### [What is required]
Type out all the records word for word. Any pictures are to be left out.

[Items from a data source]

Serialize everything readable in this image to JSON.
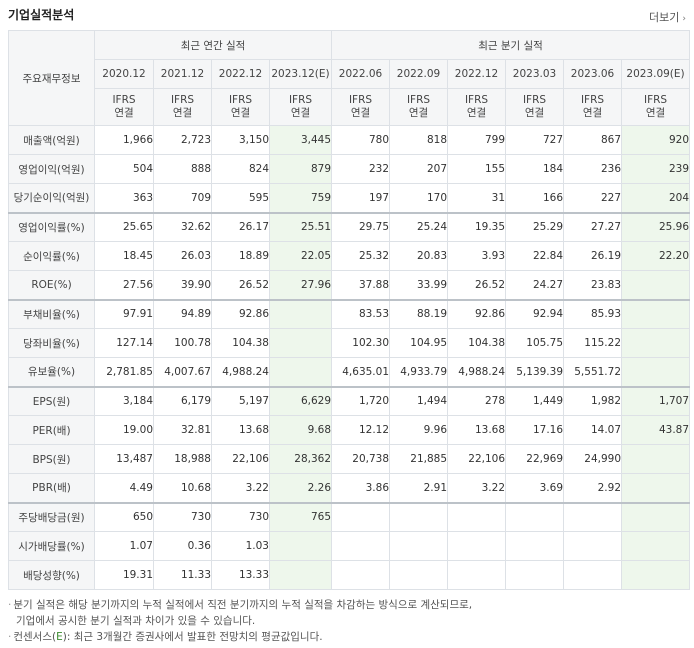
{
  "header": {
    "title": "기업실적분석",
    "more_label": "더보기"
  },
  "table": {
    "corner_label": "주요재무정보",
    "annual_label": "최근 연간 실적",
    "quarter_label": "최근 분기 실적",
    "annual_periods": [
      "2020.12",
      "2021.12",
      "2022.12",
      "2023.12(E)"
    ],
    "quarter_periods": [
      "2022.06",
      "2022.09",
      "2022.12",
      "2023.03",
      "2023.06",
      "2023.09(E)"
    ],
    "basis_top": "IFRS",
    "basis_bottom": "연결",
    "rows": [
      {
        "label": "매출액(억원)",
        "values": [
          "1,966",
          "2,723",
          "3,150",
          "3,445",
          "780",
          "818",
          "799",
          "727",
          "867",
          "920"
        ]
      },
      {
        "label": "영업이익(억원)",
        "values": [
          "504",
          "888",
          "824",
          "879",
          "232",
          "207",
          "155",
          "184",
          "236",
          "239"
        ]
      },
      {
        "label": "당기순이익(억원)",
        "values": [
          "363",
          "709",
          "595",
          "759",
          "197",
          "170",
          "31",
          "166",
          "227",
          "204"
        ]
      },
      {
        "label": "영업이익률(%)",
        "values": [
          "25.65",
          "32.62",
          "26.17",
          "25.51",
          "29.75",
          "25.24",
          "19.35",
          "25.29",
          "27.27",
          "25.96"
        ]
      },
      {
        "label": "순이익률(%)",
        "values": [
          "18.45",
          "26.03",
          "18.89",
          "22.05",
          "25.32",
          "20.83",
          "3.93",
          "22.84",
          "26.19",
          "22.20"
        ]
      },
      {
        "label": "ROE(%)",
        "values": [
          "27.56",
          "39.90",
          "26.52",
          "27.96",
          "37.88",
          "33.99",
          "26.52",
          "24.27",
          "23.83",
          ""
        ]
      },
      {
        "label": "부채비율(%)",
        "values": [
          "97.91",
          "94.89",
          "92.86",
          "",
          "83.53",
          "88.19",
          "92.86",
          "92.94",
          "85.93",
          ""
        ]
      },
      {
        "label": "당좌비율(%)",
        "values": [
          "127.14",
          "100.78",
          "104.38",
          "",
          "102.30",
          "104.95",
          "104.38",
          "105.75",
          "115.22",
          ""
        ]
      },
      {
        "label": "유보율(%)",
        "values": [
          "2,781.85",
          "4,007.67",
          "4,988.24",
          "",
          "4,635.01",
          "4,933.79",
          "4,988.24",
          "5,139.39",
          "5,551.72",
          ""
        ]
      },
      {
        "label": "EPS(원)",
        "values": [
          "3,184",
          "6,179",
          "5,197",
          "6,629",
          "1,720",
          "1,494",
          "278",
          "1,449",
          "1,982",
          "1,707"
        ]
      },
      {
        "label": "PER(배)",
        "values": [
          "19.00",
          "32.81",
          "13.68",
          "9.68",
          "12.12",
          "9.96",
          "13.68",
          "17.16",
          "14.07",
          "43.87"
        ]
      },
      {
        "label": "BPS(원)",
        "values": [
          "13,487",
          "18,988",
          "22,106",
          "28,362",
          "20,738",
          "21,885",
          "22,106",
          "22,969",
          "24,990",
          ""
        ]
      },
      {
        "label": "PBR(배)",
        "values": [
          "4.49",
          "10.68",
          "3.22",
          "2.26",
          "3.86",
          "2.91",
          "3.22",
          "3.69",
          "2.92",
          ""
        ]
      },
      {
        "label": "주당배당금(원)",
        "values": [
          "650",
          "730",
          "730",
          "765",
          "",
          "",
          "",
          "",
          "",
          ""
        ]
      },
      {
        "label": "시가배당률(%)",
        "values": [
          "1.07",
          "0.36",
          "1.03",
          "",
          "",
          "",
          "",
          "",
          "",
          ""
        ]
      },
      {
        "label": "배당성향(%)",
        "values": [
          "19.31",
          "11.33",
          "13.33",
          "",
          "",
          "",
          "",
          "",
          "",
          ""
        ]
      }
    ]
  },
  "notes": {
    "line1": "분기 실적은 해당 분기까지의 누적 실적에서 직전 분기까지의 누적 실적을 차감하는 방식으로 계산되므로,",
    "line2": "기업에서 공시한 분기 실적과 차이가 있을 수 있습니다.",
    "line3_pre": "컨센서스(",
    "line3_em": "E",
    "line3_post": "): 최근 3개월간 증권사에서 발표한 전망치의 평균값입니다."
  }
}
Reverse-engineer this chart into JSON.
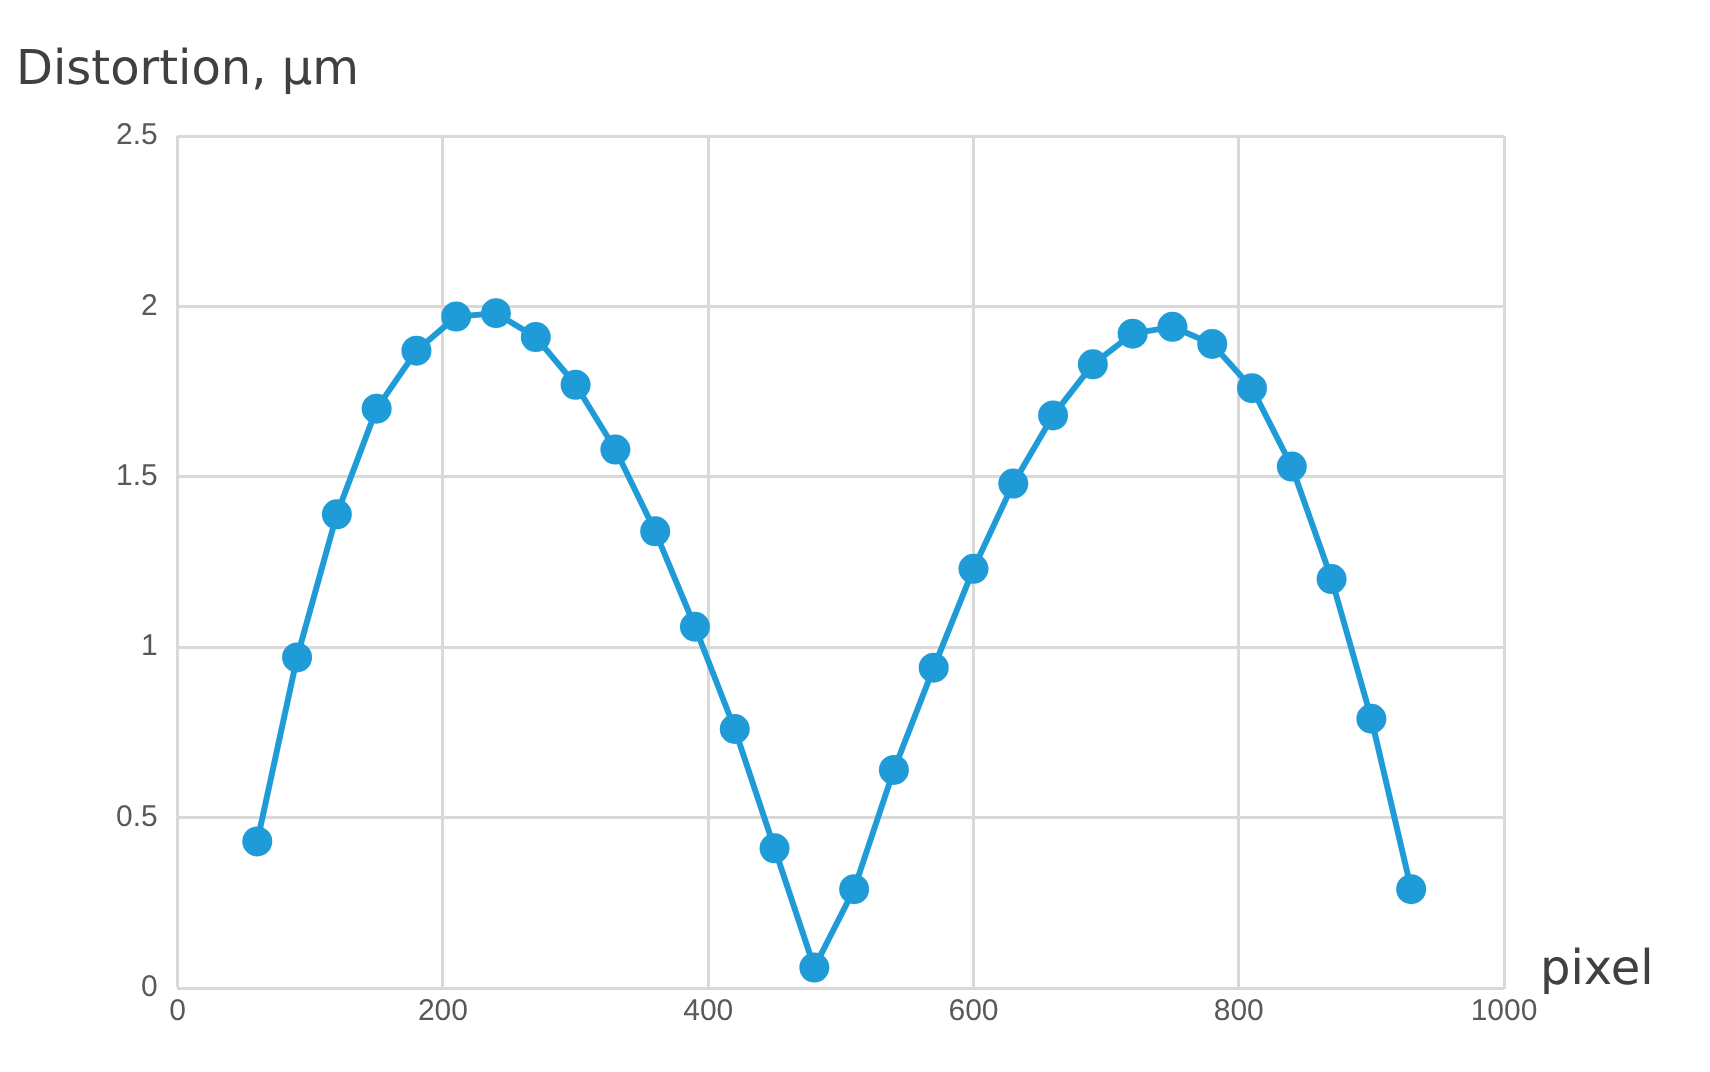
{
  "chart_data": {
    "type": "line",
    "xlabel": "pixel",
    "ylabel": "Distortion, µm",
    "x": [
      60,
      90,
      120,
      150,
      180,
      210,
      240,
      270,
      300,
      330,
      360,
      390,
      420,
      450,
      480,
      510,
      540,
      570,
      600,
      630,
      660,
      690,
      720,
      750,
      780,
      810,
      840,
      870,
      900,
      930
    ],
    "series": [
      {
        "color": "#1f9bd7",
        "values": [
          0.43,
          0.97,
          1.39,
          1.7,
          1.87,
          1.97,
          1.98,
          1.91,
          1.77,
          1.58,
          1.34,
          1.06,
          0.76,
          0.41,
          0.06,
          0.29,
          0.64,
          0.94,
          1.23,
          1.48,
          1.68,
          1.83,
          1.92,
          1.94,
          1.89,
          1.76,
          1.53,
          1.2,
          0.79,
          0.29
        ]
      }
    ],
    "xlim": [
      0,
      1000
    ],
    "xticks": [
      0,
      200,
      400,
      600,
      800,
      1000
    ],
    "ylim": [
      0,
      2.5
    ],
    "yticks": [
      0,
      0.5,
      1,
      1.5,
      2,
      2.5
    ],
    "grid": true,
    "legend": false,
    "marker": "circle",
    "line_style": "solid"
  }
}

### [Full answer]
Serialize everything readable in this image to JSON.
{
  "header": {
    "title": "기업실적분석",
    "more_label": "더보기"
  },
  "table": {
    "corner_label": "주요재무정보",
    "annual_label": "최근 연간 실적",
    "quarter_label": "최근 분기 실적",
    "annual_periods": [
      "2020.12",
      "2021.12",
      "2022.12",
      "2023.12(E)"
    ],
    "quarter_periods": [
      "2022.06",
      "2022.09",
      "2022.12",
      "2023.03",
      "2023.06",
      "2023.09(E)"
    ],
    "basis_top": "IFRS",
    "basis_bottom": "연결",
    "rows": [
      {
        "label": "매출액(억원)",
        "values": [
          "1,966",
          "2,723",
          "3,150",
          "3,445",
          "780",
          "818",
          "799",
          "727",
          "867",
          "920"
        ]
      },
      {
        "label": "영업이익(억원)",
        "values": [
          "504",
          "888",
          "824",
          "879",
          "232",
          "207",
          "155",
          "184",
          "236",
          "239"
        ]
      },
      {
        "label": "당기순이익(억원)",
        "values": [
          "363",
          "709",
          "595",
          "759",
          "197",
          "170",
          "31",
          "166",
          "227",
          "204"
        ]
      },
      {
        "label": "영업이익률(%)",
        "values": [
          "25.65",
          "32.62",
          "26.17",
          "25.51",
          "29.75",
          "25.24",
          "19.35",
          "25.29",
          "27.27",
          "25.96"
        ]
      },
      {
        "label": "순이익률(%)",
        "values": [
          "18.45",
          "26.03",
          "18.89",
          "22.05",
          "25.32",
          "20.83",
          "3.93",
          "22.84",
          "26.19",
          "22.20"
        ]
      },
      {
        "label": "ROE(%)",
        "values": [
          "27.56",
          "39.90",
          "26.52",
          "27.96",
          "37.88",
          "33.99",
          "26.52",
          "24.27",
          "23.83",
          ""
        ]
      },
      {
        "label": "부채비율(%)",
        "values": [
          "97.91",
          "94.89",
          "92.86",
          "",
          "83.53",
          "88.19",
          "92.86",
          "92.94",
          "85.93",
          ""
        ]
      },
      {
        "label": "당좌비율(%)",
        "values": [
          "127.14",
          "100.78",
          "104.38",
          "",
          "102.30",
          "104.95",
          "104.38",
          "105.75",
          "115.22",
          ""
        ]
      },
      {
        "label": "유보율(%)",
        "values": [
          "2,781.85",
          "4,007.67",
          "4,988.24",
          "",
          "4,635.01",
          "4,933.79",
          "4,988.24",
          "5,139.39",
          "5,551.72",
          ""
        ]
      },
      {
        "label": "EPS(원)",
        "values": [
          "3,184",
          "6,179",
          "5,197",
          "6,629",
          "1,720",
          "1,494",
          "278",
          "1,449",
          "1,982",
          "1,707"
        ]
      },
      {
        "label": "PER(배)",
        "values": [
          "19.00",
          "32.81",
          "13.68",
          "9.68",
          "12.12",
          "9.96",
          "13.68",
          "17.16",
          "14.07",
          "43.87"
        ]
      },
      {
        "label": "BPS(원)",
        "values": [
          "13,487",
          "18,988",
          "22,106",
          "28,362",
          "20,738",
          "21,885",
          "22,106",
          "22,969",
          "24,990",
          ""
        ]
      },
      {
        "label": "PBR(배)",
        "values": [
          "4.49",
          "10.68",
          "3.22",
          "2.26",
          "3.86",
          "2.91",
          "3.22",
          "3.69",
          "2.92",
          ""
        ]
      },
      {
        "label": "주당배당금(원)",
        "values": [
          "650",
          "730",
          "730",
          "765",
          "",
          "",
          "",
          "",
          "",
          ""
        ]
      },
      {
        "label": "시가배당률(%)",
        "values": [
          "1.07",
          "0.36",
          "1.03",
          "",
          "",
          "",
          "",
          "",
          "",
          ""
        ]
      },
      {
        "label": "배당성향(%)",
        "values": [
          "19.31",
          "11.33",
          "13.33",
          "",
          "",
          "",
          "",
          "",
          "",
          ""
        ]
      }
    ]
  },
  "notes": {
    "line1": "분기 실적은 해당 분기까지의 누적 실적에서 직전 분기까지의 누적 실적을 차감하는 방식으로 계산되므로,",
    "line2": "기업에서 공시한 분기 실적과 차이가 있을 수 있습니다.",
    "line3_pre": "컨센서스(",
    "line3_em": "E",
    "line3_post": "): 최근 3개월간 증권사에서 발표한 전망치의 평균값입니다."
  }
}
Reverse-engineer this chart into JSON.
{
  "chart_data": {
    "type": "line",
    "xlabel": "pixel",
    "ylabel": "Distortion, µm",
    "x": [
      60,
      90,
      120,
      150,
      180,
      210,
      240,
      270,
      300,
      330,
      360,
      390,
      420,
      450,
      480,
      510,
      540,
      570,
      600,
      630,
      660,
      690,
      720,
      750,
      780,
      810,
      840,
      870,
      900,
      930
    ],
    "series": [
      {
        "color": "#1f9bd7",
        "values": [
          0.43,
          0.97,
          1.39,
          1.7,
          1.87,
          1.97,
          1.98,
          1.91,
          1.77,
          1.58,
          1.34,
          1.06,
          0.76,
          0.41,
          0.06,
          0.29,
          0.64,
          0.94,
          1.23,
          1.48,
          1.68,
          1.83,
          1.92,
          1.94,
          1.89,
          1.76,
          1.53,
          1.2,
          0.79,
          0.29
        ]
      }
    ],
    "xlim": [
      0,
      1000
    ],
    "xticks": [
      0,
      200,
      400,
      600,
      800,
      1000
    ],
    "ylim": [
      0,
      2.5
    ],
    "yticks": [
      0,
      0.5,
      1,
      1.5,
      2,
      2.5
    ],
    "grid": true,
    "legend": false,
    "marker": "circle",
    "line_style": "solid"
  }
}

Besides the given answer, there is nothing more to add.